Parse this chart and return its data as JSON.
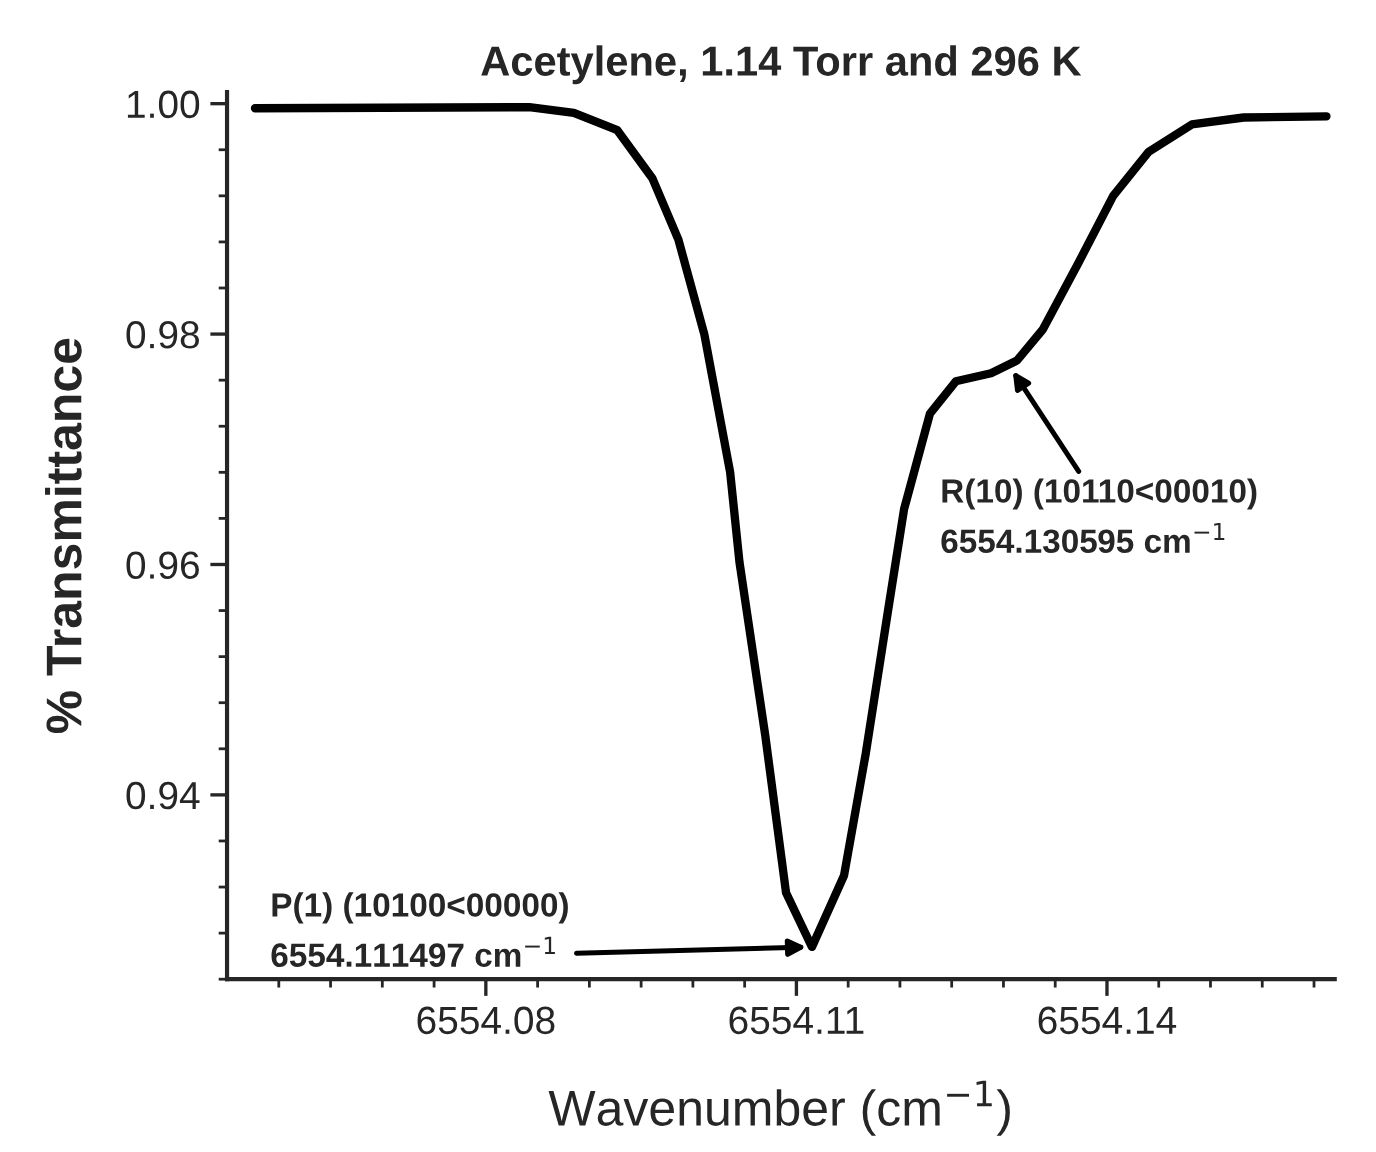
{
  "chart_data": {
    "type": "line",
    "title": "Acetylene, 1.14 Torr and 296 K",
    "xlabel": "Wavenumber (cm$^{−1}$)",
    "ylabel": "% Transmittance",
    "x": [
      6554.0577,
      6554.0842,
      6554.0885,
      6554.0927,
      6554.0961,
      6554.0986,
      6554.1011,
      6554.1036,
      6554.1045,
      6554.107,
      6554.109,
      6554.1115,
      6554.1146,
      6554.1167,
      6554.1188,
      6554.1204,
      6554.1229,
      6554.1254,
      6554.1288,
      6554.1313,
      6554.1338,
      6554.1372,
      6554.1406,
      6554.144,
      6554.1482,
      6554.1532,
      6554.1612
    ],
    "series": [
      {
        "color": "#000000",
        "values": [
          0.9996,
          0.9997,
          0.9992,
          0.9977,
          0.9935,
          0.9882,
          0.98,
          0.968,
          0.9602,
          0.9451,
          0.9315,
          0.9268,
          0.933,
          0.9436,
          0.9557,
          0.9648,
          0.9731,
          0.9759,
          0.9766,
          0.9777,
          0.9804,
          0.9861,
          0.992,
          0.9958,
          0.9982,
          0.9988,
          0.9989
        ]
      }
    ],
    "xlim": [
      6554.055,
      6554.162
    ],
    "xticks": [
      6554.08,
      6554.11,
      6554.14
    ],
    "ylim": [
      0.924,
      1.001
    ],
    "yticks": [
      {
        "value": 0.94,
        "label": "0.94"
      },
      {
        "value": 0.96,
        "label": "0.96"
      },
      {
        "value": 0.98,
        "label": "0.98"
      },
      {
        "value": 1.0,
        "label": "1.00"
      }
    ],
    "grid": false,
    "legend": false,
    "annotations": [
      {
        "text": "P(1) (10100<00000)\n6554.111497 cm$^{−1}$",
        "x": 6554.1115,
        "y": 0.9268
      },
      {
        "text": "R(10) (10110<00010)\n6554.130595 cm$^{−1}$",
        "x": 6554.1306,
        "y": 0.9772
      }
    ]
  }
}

___

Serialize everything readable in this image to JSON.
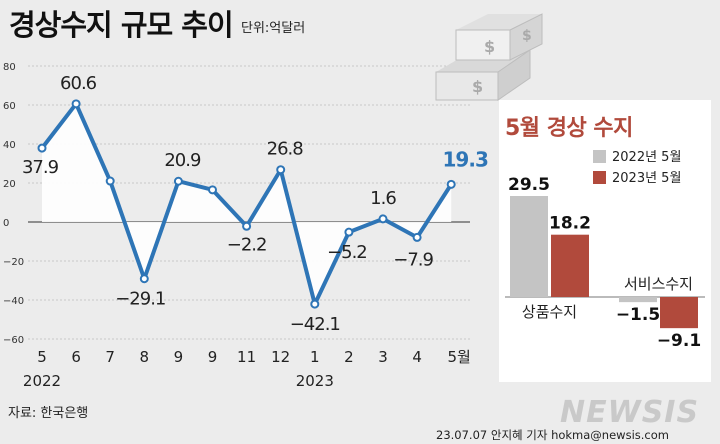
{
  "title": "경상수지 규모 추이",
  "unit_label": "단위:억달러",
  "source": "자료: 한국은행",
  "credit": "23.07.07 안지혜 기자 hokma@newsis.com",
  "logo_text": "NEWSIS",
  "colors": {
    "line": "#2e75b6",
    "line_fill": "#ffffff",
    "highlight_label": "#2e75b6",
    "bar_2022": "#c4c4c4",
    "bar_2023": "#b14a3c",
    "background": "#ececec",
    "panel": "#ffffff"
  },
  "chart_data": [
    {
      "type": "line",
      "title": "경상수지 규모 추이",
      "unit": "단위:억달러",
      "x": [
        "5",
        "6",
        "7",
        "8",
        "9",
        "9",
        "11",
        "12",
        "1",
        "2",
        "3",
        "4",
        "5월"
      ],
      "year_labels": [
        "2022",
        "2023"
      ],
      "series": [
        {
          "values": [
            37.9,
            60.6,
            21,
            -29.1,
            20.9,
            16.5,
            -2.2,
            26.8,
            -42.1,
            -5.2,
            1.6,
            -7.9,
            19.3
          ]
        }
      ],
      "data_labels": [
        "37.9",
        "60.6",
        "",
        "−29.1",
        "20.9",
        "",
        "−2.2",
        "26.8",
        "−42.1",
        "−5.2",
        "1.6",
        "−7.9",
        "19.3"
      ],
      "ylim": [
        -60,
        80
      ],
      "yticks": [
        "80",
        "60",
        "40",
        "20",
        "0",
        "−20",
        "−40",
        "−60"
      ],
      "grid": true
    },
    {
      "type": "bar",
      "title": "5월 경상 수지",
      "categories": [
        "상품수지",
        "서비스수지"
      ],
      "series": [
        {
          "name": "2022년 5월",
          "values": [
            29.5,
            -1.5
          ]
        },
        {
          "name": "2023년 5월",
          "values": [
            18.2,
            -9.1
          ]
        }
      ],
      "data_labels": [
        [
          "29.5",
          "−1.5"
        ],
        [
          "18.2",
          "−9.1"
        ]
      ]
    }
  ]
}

___

» **AIM**
Copy every line above in which the string "title" shows up.

» **RESULT OF THE TASK**
    "title": "Acetylene, 1.14 Torr and 296 K",
  "title": "경상수지 규모 추이",
      "title": "경상수지 규모 추이",
      "title": "5월 경상 수지",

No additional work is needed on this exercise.